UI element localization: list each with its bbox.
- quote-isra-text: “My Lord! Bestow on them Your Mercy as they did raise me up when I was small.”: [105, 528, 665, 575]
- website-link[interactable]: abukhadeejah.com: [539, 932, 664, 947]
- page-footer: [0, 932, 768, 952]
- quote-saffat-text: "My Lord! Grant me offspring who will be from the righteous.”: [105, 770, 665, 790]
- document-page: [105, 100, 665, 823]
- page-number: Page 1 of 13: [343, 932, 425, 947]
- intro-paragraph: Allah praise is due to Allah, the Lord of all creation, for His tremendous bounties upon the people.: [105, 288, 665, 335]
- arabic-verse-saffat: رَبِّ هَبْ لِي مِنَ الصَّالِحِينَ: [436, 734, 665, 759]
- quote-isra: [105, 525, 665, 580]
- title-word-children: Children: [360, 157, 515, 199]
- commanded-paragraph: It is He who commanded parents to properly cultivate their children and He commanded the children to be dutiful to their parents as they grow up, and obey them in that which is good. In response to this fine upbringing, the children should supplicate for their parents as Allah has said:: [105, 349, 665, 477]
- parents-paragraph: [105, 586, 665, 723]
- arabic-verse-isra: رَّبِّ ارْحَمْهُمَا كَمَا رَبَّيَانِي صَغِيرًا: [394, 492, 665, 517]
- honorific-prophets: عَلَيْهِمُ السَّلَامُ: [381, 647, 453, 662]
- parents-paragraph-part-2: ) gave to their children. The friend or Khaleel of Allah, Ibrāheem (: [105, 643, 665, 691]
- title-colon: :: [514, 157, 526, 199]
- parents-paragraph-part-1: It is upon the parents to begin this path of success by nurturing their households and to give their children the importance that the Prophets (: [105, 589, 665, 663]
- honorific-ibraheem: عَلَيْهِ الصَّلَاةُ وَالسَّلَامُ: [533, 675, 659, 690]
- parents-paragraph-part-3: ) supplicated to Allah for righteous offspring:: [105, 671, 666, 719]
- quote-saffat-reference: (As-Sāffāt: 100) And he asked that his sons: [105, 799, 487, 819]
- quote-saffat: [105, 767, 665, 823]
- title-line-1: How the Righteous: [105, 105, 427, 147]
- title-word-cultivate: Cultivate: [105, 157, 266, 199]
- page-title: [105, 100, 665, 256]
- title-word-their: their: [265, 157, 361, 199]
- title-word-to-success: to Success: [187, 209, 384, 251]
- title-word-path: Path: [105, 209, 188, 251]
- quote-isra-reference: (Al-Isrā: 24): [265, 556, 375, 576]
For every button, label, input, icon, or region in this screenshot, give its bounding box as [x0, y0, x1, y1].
======
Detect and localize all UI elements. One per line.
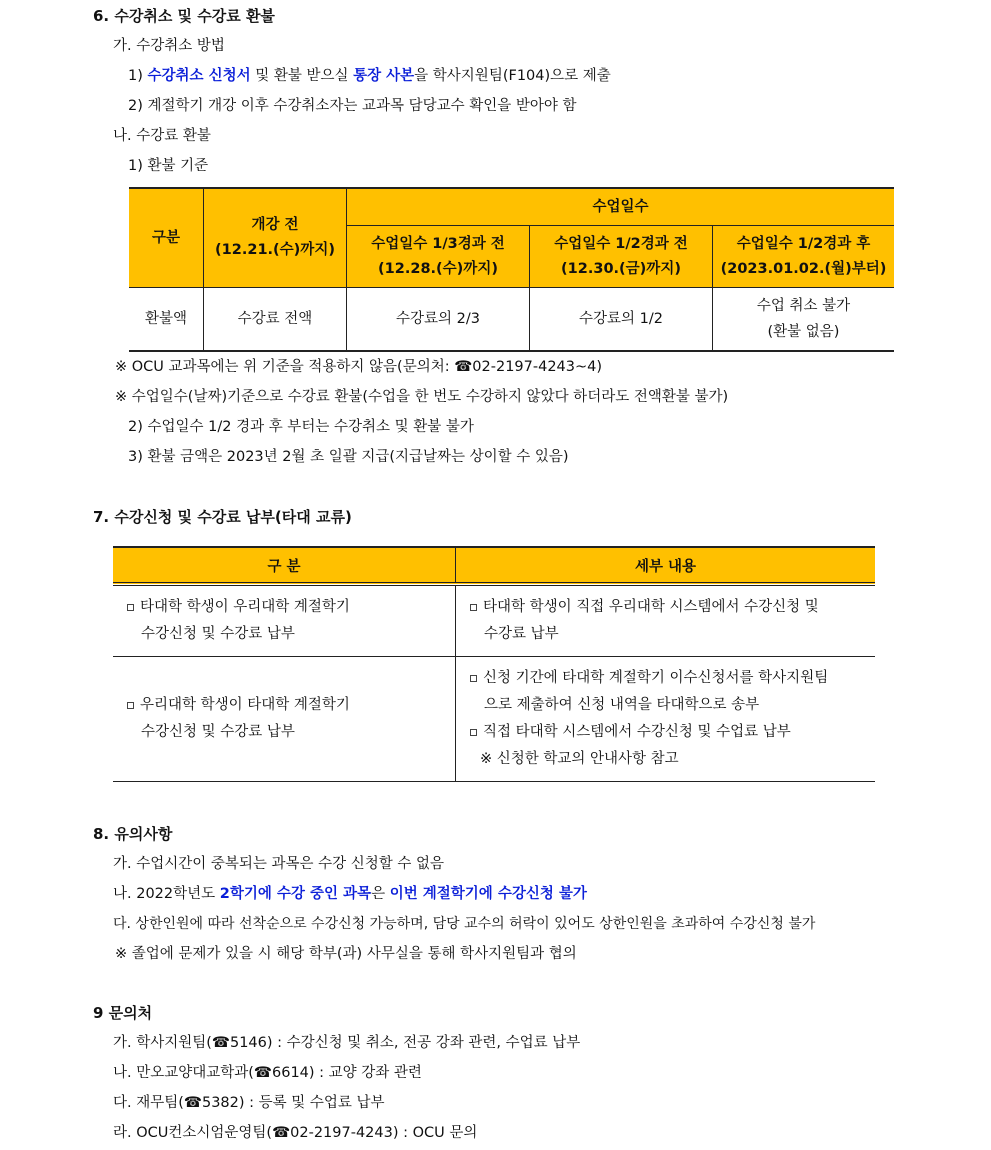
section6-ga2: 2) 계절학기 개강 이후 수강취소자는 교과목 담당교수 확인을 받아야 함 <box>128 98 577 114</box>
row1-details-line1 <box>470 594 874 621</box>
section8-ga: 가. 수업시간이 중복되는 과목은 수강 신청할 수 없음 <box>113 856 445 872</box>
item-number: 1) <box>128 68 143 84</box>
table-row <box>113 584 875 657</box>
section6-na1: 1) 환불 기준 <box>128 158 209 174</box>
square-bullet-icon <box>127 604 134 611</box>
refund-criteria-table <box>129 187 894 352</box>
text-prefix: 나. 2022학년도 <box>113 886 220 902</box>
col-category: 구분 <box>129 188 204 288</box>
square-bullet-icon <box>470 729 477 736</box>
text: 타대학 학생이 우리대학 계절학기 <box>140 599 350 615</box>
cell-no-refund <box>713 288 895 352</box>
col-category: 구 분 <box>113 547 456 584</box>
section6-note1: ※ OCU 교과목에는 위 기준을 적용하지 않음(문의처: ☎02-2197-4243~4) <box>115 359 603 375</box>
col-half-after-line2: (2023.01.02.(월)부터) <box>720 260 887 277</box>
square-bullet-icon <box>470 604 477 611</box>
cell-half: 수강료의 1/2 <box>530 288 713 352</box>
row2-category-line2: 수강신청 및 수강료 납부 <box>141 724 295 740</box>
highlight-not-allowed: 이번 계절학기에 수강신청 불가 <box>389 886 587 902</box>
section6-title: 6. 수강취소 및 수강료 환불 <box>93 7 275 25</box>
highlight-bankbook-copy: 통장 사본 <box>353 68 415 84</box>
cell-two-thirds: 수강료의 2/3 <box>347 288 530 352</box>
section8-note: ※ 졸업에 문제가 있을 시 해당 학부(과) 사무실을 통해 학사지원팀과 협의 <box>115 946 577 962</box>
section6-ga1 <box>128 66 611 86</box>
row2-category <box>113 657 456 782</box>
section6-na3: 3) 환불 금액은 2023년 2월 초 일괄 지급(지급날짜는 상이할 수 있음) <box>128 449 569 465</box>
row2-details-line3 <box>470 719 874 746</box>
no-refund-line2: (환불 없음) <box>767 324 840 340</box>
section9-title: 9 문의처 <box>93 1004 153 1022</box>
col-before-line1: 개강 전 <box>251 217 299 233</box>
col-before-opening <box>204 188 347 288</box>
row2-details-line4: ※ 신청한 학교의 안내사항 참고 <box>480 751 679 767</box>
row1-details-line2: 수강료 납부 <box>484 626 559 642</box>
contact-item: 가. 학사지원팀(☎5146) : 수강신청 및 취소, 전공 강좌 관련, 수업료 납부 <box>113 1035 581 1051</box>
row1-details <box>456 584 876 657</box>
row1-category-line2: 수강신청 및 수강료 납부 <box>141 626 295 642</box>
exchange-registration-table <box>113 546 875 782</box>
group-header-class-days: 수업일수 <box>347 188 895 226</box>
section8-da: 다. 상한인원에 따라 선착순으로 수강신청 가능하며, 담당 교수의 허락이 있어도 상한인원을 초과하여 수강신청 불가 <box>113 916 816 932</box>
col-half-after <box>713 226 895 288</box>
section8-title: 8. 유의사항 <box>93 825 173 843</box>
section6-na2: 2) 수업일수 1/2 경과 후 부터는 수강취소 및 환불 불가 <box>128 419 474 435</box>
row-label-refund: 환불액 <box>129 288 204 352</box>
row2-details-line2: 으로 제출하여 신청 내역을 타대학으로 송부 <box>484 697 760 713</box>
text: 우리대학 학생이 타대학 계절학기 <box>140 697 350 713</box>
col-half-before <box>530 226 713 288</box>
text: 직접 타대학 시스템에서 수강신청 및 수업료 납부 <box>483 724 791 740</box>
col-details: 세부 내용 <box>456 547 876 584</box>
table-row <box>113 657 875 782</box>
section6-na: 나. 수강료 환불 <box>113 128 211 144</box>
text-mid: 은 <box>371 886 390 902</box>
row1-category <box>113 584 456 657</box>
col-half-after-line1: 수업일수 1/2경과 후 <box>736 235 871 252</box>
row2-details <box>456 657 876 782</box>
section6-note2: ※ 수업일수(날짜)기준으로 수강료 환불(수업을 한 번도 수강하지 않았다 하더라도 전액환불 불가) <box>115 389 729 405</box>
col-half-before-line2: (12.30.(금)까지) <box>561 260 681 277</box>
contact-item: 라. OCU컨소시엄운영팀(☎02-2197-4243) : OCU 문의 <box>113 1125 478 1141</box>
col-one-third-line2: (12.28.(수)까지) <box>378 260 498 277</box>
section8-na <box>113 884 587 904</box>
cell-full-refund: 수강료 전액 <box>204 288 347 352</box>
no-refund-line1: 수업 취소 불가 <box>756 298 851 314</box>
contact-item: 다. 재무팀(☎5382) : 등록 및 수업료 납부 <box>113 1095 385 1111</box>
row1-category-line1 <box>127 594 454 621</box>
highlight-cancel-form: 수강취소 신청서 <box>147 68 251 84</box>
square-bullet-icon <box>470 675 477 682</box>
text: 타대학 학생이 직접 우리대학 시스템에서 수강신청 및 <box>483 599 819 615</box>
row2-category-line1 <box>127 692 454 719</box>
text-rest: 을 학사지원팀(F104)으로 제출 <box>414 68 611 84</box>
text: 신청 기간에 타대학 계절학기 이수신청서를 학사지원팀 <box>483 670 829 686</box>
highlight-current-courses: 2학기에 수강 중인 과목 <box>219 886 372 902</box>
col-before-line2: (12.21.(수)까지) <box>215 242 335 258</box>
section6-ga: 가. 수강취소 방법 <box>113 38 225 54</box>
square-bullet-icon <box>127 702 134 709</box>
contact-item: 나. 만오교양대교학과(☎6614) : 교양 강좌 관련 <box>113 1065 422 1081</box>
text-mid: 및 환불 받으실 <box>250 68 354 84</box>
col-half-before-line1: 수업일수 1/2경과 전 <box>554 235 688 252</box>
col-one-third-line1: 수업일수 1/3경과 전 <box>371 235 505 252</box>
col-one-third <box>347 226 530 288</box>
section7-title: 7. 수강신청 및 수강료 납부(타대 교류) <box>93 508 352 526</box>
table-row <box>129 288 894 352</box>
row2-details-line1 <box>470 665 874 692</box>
======
→ **Written instruction**: Reproduce the material from the line with "UI element localization: list" to the line with "- title-word-children: Children: [360, 157, 515, 199]", both included, putting "Compassion" in place of "Mercy" and changing nothing else.

→ **Worked answer**:
UI element localization: list each with its bbox.
- quote-isra-text: “My Lord! Bestow on them Your Compassion as they did raise me up when I was small.”: [105, 528, 665, 575]
- website-link[interactable]: abukhadeejah.com: [539, 932, 664, 947]
- page-footer: [0, 932, 768, 952]
- quote-saffat-text: "My Lord! Grant me offspring who will be from the righteous.”: [105, 770, 665, 790]
- document-page: [105, 100, 665, 823]
- page-number: Page 1 of 13: [343, 932, 425, 947]
- intro-paragraph: Allah praise is due to Allah, the Lord of all creation, for His tremendous bounties upon the people.: [105, 288, 665, 335]
- arabic-verse-saffat: رَبِّ هَبْ لِي مِنَ الصَّالِحِينَ: [436, 734, 665, 759]
- quote-isra: [105, 525, 665, 580]
- title-word-children: Children: [360, 157, 515, 199]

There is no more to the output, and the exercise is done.